» Task data:
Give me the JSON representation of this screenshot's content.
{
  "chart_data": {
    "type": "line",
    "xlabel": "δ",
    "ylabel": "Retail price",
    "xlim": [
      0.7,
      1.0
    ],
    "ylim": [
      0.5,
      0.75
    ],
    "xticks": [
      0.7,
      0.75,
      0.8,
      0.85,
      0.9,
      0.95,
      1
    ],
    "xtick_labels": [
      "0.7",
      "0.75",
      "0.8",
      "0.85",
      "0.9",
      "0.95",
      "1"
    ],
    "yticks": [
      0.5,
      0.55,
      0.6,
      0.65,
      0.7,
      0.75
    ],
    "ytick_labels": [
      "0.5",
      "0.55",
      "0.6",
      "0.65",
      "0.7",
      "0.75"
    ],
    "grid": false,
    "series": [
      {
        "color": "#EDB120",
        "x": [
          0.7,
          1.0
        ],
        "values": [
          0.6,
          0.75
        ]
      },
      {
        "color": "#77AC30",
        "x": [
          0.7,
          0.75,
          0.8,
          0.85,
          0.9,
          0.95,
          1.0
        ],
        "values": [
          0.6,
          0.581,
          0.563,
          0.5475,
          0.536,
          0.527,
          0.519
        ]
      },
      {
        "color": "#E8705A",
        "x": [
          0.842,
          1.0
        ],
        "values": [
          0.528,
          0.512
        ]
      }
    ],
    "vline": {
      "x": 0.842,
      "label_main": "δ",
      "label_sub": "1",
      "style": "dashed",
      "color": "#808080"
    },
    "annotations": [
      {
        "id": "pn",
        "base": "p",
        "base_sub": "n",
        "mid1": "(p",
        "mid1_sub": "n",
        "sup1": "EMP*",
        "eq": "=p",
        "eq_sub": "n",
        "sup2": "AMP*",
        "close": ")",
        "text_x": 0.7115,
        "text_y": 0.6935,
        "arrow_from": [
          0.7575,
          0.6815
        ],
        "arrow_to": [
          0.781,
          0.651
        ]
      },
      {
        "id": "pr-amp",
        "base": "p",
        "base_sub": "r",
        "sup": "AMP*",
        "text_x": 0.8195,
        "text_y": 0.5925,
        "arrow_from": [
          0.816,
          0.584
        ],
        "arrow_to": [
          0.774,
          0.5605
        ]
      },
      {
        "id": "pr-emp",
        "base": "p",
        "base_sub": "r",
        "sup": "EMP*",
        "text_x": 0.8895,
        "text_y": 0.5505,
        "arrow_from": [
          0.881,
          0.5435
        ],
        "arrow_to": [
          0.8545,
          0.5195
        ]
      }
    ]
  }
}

» Aim:
Extract all of the data above and output it character for character.

» Solved exercise:
Give me the JSON representation of this screenshot's content.
{
  "chart_data": {
    "type": "line",
    "xlabel": "δ",
    "ylabel": "Retail price",
    "xlim": [
      0.7,
      1.0
    ],
    "ylim": [
      0.5,
      0.75
    ],
    "xticks": [
      0.7,
      0.75,
      0.8,
      0.85,
      0.9,
      0.95,
      1
    ],
    "xtick_labels": [
      "0.7",
      "0.75",
      "0.8",
      "0.85",
      "0.9",
      "0.95",
      "1"
    ],
    "yticks": [
      0.5,
      0.55,
      0.6,
      0.65,
      0.7,
      0.75
    ],
    "ytick_labels": [
      "0.5",
      "0.55",
      "0.6",
      "0.65",
      "0.7",
      "0.75"
    ],
    "grid": false,
    "series": [
      {
        "color": "#EDB120",
        "x": [
          0.7,
          1.0
        ],
        "values": [
          0.6,
          0.75
        ]
      },
      {
        "color": "#77AC30",
        "x": [
          0.7,
          0.75,
          0.8,
          0.85,
          0.9,
          0.95,
          1.0
        ],
        "values": [
          0.6,
          0.581,
          0.563,
          0.5475,
          0.536,
          0.527,
          0.519
        ]
      },
      {
        "color": "#E8705A",
        "x": [
          0.842,
          1.0
        ],
        "values": [
          0.528,
          0.512
        ]
      }
    ],
    "vline": {
      "x": 0.842,
      "label_main": "δ",
      "label_sub": "1",
      "style": "dashed",
      "color": "#808080"
    },
    "annotations": [
      {
        "id": "pn",
        "base": "p",
        "base_sub": "n",
        "mid1": "(p",
        "mid1_sub": "n",
        "sup1": "EMP*",
        "eq": "=p",
        "eq_sub": "n",
        "sup2": "AMP*",
        "close": ")",
        "text_x": 0.7115,
        "text_y": 0.6935,
        "arrow_from": [
          0.7575,
          0.6815
        ],
        "arrow_to": [
          0.781,
          0.651
        ]
      },
      {
        "id": "pr-amp",
        "base": "p",
        "base_sub": "r",
        "sup": "AMP*",
        "text_x": 0.8195,
        "text_y": 0.5925,
        "arrow_from": [
          0.816,
          0.584
        ],
        "arrow_to": [
          0.774,
          0.5605
        ]
      },
      {
        "id": "pr-emp",
        "base": "p",
        "base_sub": "r",
        "sup": "EMP*",
        "text_x": 0.8895,
        "text_y": 0.5505,
        "arrow_from": [
          0.881,
          0.5435
        ],
        "arrow_to": [
          0.8545,
          0.5195
        ]
      }
    ]
  }
}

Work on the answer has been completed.